Will you write out the data exactly, excluding every picture?

#### Given data ####

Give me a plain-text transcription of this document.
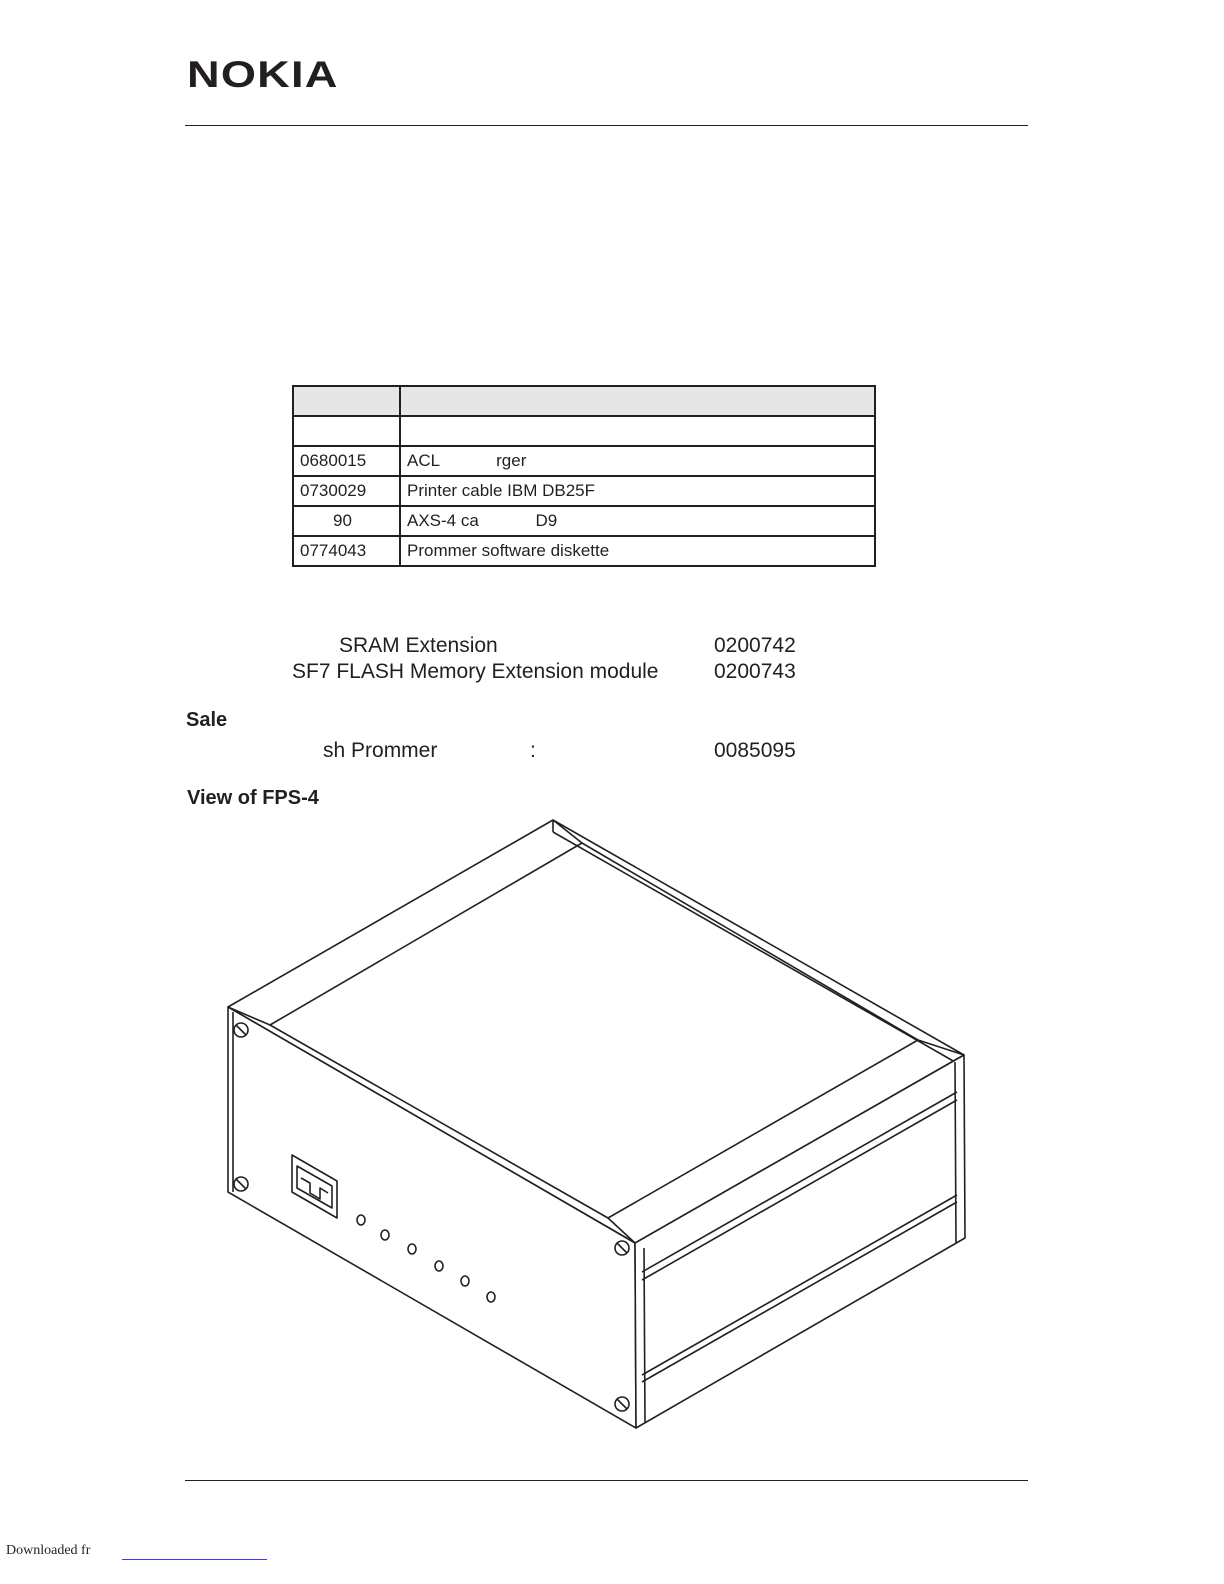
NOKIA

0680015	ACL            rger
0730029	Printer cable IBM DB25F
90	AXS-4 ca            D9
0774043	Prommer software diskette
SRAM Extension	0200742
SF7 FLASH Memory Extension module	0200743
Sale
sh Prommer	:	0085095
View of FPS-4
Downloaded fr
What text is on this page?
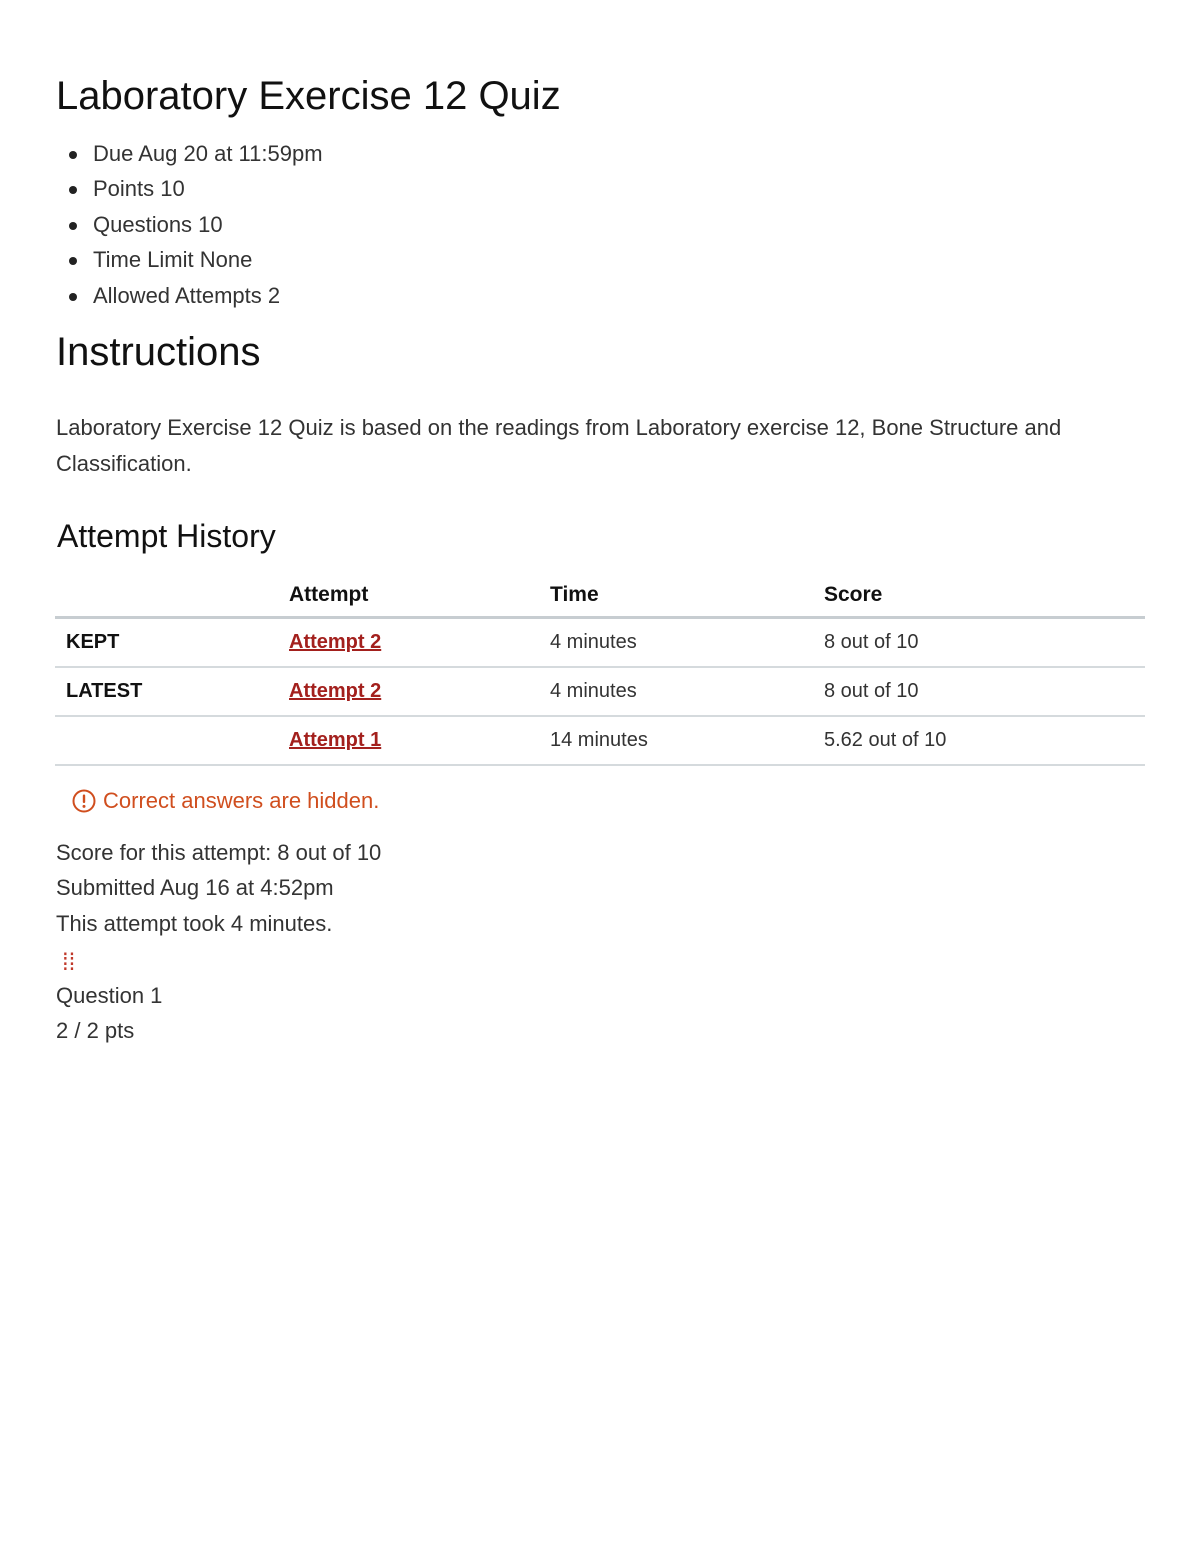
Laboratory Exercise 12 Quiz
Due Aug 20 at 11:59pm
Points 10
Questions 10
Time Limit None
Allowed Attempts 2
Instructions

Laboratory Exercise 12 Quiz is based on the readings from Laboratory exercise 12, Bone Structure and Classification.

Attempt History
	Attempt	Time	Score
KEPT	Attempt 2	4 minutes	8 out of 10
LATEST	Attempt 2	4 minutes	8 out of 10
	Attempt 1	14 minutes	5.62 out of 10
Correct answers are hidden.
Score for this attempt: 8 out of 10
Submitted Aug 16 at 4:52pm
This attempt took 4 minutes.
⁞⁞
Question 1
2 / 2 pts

####

## Result of this exercise
Give me a plain-text transcription of this document.
NOKIA

0680015	ACL            rger
0730029	Printer cable IBM DB25F
90	AXS-4 ca            D9
0774043	Prommer software diskette
SRAM Extension	0200742
SF7 FLASH Memory Extension module	0200743
Sale
sh Prommer	:	0085095
View of FPS-4
Downloaded fr
What text is on this page?
Laboratory Exercise 12 Quiz
Due Aug 20 at 11:59pm
Points 10
Questions 10
Time Limit None
Allowed Attempts 2
Instructions

Laboratory Exercise 12 Quiz is based on the readings from Laboratory exercise 12, Bone Structure and Classification.

Attempt History
	Attempt	Time	Score
KEPT	Attempt 2	4 minutes	8 out of 10
LATEST	Attempt 2	4 minutes	8 out of 10
	Attempt 1	14 minutes	5.62 out of 10
Correct answers are hidden.
Score for this attempt: 8 out of 10
Submitted Aug 16 at 4:52pm
This attempt took 4 minutes.
⁞⁞
Question 1
2 / 2 pts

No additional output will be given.